§ **TO BE DONE**
Locate the string "JSON" in the listing below. Copy every line where it is found.

§ **GIVEN INFORMATION**
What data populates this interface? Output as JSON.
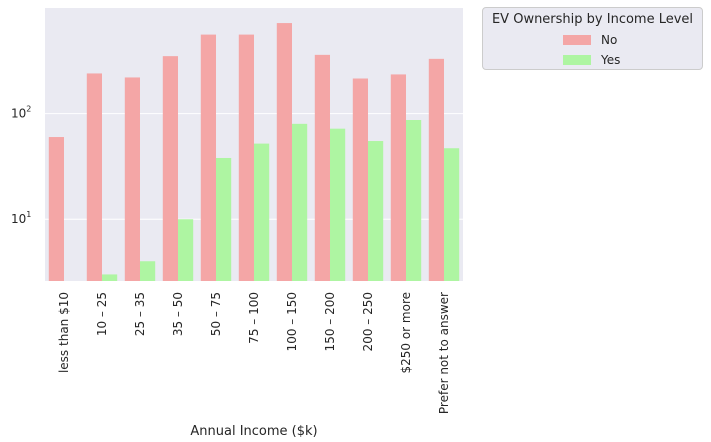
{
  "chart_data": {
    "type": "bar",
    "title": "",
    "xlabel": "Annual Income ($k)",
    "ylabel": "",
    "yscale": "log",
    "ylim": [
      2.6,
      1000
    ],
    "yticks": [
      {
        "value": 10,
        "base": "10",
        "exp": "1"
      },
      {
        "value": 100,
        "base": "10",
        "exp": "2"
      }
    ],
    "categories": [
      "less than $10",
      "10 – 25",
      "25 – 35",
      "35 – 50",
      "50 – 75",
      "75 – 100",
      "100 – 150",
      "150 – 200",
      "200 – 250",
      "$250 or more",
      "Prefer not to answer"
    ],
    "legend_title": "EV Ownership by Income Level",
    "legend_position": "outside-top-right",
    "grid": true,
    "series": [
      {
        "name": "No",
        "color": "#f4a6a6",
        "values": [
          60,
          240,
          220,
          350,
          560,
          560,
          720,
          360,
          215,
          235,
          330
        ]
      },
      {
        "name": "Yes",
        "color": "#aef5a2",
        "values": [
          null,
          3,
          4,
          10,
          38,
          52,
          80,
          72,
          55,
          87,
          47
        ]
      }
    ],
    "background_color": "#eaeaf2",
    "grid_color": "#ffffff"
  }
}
...
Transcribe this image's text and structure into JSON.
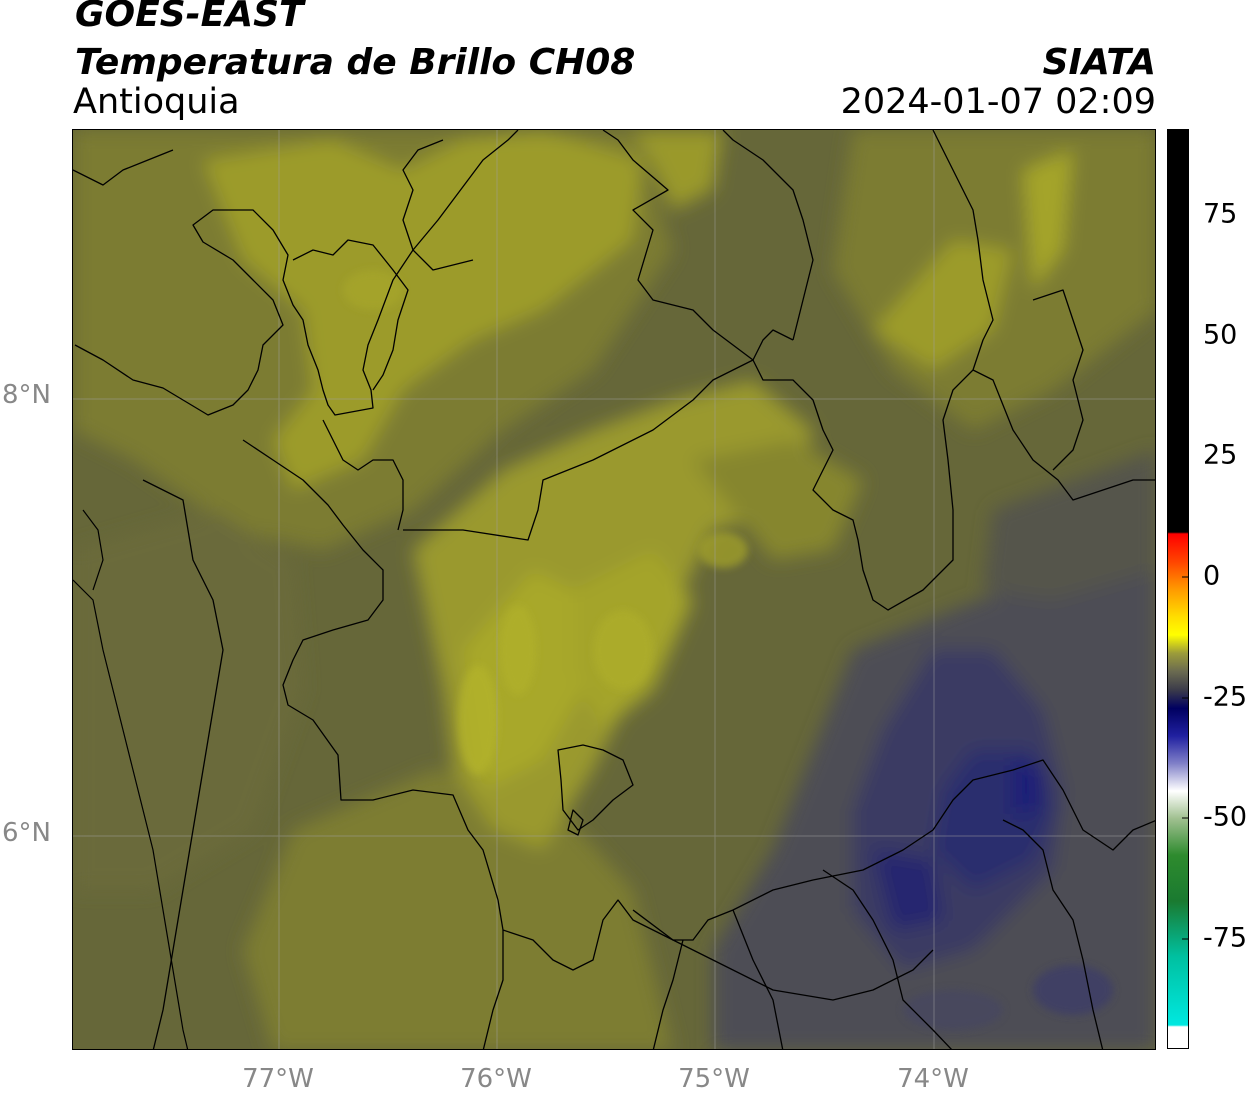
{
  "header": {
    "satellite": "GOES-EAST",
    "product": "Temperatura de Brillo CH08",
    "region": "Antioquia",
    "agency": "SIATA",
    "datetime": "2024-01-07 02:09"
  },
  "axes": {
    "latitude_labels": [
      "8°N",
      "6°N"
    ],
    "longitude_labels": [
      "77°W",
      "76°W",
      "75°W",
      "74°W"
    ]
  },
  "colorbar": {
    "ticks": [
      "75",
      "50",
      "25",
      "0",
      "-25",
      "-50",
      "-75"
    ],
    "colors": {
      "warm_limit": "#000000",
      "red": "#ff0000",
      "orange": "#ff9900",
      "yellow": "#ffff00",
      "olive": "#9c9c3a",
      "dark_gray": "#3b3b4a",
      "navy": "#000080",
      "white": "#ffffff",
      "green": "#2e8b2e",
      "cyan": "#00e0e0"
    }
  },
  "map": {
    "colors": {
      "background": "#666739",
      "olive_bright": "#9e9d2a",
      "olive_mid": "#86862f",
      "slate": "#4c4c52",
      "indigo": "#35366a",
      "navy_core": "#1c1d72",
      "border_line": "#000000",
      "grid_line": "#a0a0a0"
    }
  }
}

§ **THE ANSWER**
What data populates this interface? Output as JSON.
Transcribe this image's text and structure into JSON.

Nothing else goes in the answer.